**Provided material:**
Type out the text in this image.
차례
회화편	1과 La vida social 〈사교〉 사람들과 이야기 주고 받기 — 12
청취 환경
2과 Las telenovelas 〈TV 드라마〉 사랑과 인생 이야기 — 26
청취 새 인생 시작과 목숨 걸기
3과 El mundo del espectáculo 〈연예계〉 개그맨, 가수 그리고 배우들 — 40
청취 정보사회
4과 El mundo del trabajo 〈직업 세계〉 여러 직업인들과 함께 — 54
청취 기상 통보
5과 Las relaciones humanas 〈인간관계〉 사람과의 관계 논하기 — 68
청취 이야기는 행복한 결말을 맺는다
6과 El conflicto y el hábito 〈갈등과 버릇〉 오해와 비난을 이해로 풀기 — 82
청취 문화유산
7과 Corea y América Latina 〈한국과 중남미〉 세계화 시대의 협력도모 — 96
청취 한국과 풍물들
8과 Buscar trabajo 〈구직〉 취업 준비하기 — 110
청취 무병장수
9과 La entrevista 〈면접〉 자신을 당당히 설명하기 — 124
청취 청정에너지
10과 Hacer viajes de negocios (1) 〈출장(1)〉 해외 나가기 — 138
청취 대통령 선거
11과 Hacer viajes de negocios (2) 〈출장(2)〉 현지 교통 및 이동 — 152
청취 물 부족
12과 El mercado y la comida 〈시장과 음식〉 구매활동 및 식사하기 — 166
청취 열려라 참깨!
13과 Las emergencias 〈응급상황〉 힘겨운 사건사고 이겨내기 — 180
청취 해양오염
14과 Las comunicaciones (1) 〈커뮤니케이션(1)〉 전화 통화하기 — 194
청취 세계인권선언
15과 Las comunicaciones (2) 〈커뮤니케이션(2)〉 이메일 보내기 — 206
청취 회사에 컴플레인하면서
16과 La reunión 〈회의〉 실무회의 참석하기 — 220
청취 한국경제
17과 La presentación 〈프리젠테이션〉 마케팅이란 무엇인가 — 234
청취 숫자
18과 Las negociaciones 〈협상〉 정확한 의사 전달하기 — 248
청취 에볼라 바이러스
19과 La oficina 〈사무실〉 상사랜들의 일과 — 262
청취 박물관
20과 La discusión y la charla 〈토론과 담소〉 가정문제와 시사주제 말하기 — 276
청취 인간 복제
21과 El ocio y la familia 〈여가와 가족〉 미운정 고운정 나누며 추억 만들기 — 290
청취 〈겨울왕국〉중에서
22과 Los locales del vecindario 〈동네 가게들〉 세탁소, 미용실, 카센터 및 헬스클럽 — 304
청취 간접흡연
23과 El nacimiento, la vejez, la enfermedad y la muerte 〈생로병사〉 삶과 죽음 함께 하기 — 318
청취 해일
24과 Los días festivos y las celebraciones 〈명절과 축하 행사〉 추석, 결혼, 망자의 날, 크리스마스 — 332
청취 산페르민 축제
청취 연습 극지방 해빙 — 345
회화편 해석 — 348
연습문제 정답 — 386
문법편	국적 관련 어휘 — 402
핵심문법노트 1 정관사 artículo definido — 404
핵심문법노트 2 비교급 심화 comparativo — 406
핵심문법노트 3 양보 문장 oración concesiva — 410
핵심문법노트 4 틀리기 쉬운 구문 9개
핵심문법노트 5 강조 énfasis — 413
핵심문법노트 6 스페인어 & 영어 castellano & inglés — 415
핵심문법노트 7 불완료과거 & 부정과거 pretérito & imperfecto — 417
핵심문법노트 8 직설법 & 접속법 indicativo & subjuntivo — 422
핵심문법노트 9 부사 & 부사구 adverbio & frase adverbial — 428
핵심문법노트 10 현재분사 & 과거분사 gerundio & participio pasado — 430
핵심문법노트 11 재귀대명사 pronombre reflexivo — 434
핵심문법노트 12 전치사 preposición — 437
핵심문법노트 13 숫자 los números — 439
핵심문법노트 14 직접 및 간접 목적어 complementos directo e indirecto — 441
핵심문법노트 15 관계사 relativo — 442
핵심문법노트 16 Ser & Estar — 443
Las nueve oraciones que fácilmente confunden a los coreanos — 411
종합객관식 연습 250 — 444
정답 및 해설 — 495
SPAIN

**Aim of the exercise:**
Extract the full set of entries word for word.

**The response:**
Type out the text in this image.
차례
회화편	1과 La vida social 〈사교〉 사람들과 이야기 주고 받기 — 12
청취 환경
2과 Las telenovelas 〈TV 드라마〉 사랑과 인생 이야기 — 26
청취 새 인생 시작과 목숨 걸기
3과 El mundo del espectáculo 〈연예계〉 개그맨, 가수 그리고 배우들 — 40
청취 정보사회
4과 El mundo del trabajo 〈직업 세계〉 여러 직업인들과 함께 — 54
청취 기상 통보
5과 Las relaciones humanas 〈인간관계〉 사람과의 관계 논하기 — 68
청취 이야기는 행복한 결말을 맺는다
6과 El conflicto y el hábito 〈갈등과 버릇〉 오해와 비난을 이해로 풀기 — 82
청취 문화유산
7과 Corea y América Latina 〈한국과 중남미〉 세계화 시대의 협력도모 — 96
청취 한국과 풍물들
8과 Buscar trabajo 〈구직〉 취업 준비하기 — 110
청취 무병장수
9과 La entrevista 〈면접〉 자신을 당당히 설명하기 — 124
청취 청정에너지
10과 Hacer viajes de negocios (1) 〈출장(1)〉 해외 나가기 — 138
청취 대통령 선거
11과 Hacer viajes de negocios (2) 〈출장(2)〉 현지 교통 및 이동 — 152
청취 물 부족
12과 El mercado y la comida 〈시장과 음식〉 구매활동 및 식사하기 — 166
청취 열려라 참깨!
13과 Las emergencias 〈응급상황〉 힘겨운 사건사고 이겨내기 — 180
청취 해양오염
14과 Las comunicaciones (1) 〈커뮤니케이션(1)〉 전화 통화하기 — 194
청취 세계인권선언
15과 Las comunicaciones (2) 〈커뮤니케이션(2)〉 이메일 보내기 — 206
청취 회사에 컴플레인하면서
16과 La reunión 〈회의〉 실무회의 참석하기 — 220
청취 한국경제
17과 La presentación 〈프리젠테이션〉 마케팅이란 무엇인가 — 234
청취 숫자
18과 Las negociaciones 〈협상〉 정확한 의사 전달하기 — 248
청취 에볼라 바이러스
19과 La oficina 〈사무실〉 상사랜들의 일과 — 262
청취 박물관
20과 La discusión y la charla 〈토론과 담소〉 가정문제와 시사주제 말하기 — 276
청취 인간 복제
21과 El ocio y la familia 〈여가와 가족〉 미운정 고운정 나누며 추억 만들기 — 290
청취 〈겨울왕국〉중에서
22과 Los locales del vecindario 〈동네 가게들〉 세탁소, 미용실, 카센터 및 헬스클럽 — 304
청취 간접흡연
23과 El nacimiento, la vejez, la enfermedad y la muerte 〈생로병사〉 삶과 죽음 함께 하기 — 318
청취 해일
24과 Los días festivos y las celebraciones 〈명절과 축하 행사〉 추석, 결혼, 망자의 날, 크리스마스 — 332
청취 산페르민 축제
청취 연습 극지방 해빙 — 345
회화편 해석 — 348
연습문제 정답 — 386
문법편	국적 관련 어휘 — 402
핵심문법노트 1 정관사 artículo definido — 404
핵심문법노트 2 비교급 심화 comparativo — 406
핵심문법노트 3 양보 문장 oración concesiva — 410
핵심문법노트 4 틀리기 쉬운 구문 9개
핵심문법노트 5 강조 énfasis — 413
핵심문법노트 6 스페인어 & 영어 castellano & inglés — 415
핵심문법노트 7 불완료과거 & 부정과거 pretérito & imperfecto — 417
핵심문법노트 8 직설법 & 접속법 indicativo & subjuntivo — 422
핵심문법노트 9 부사 & 부사구 adverbio & frase adverbial — 428
핵심문법노트 10 현재분사 & 과거분사 gerundio & participio pasado — 430
핵심문법노트 11 재귀대명사 pronombre reflexivo — 434
핵심문법노트 12 전치사 preposición — 437
핵심문법노트 13 숫자 los números — 439
핵심문법노트 14 직접 및 간접 목적어 complementos directo e indirecto — 441
핵심문법노트 15 관계사 relativo — 442
핵심문법노트 16 Ser & Estar — 443
Las nueve oraciones que fácilmente confunden a los coreanos — 411
종합객관식 연습 250 — 444
정답 및 해설 — 495
SPAIN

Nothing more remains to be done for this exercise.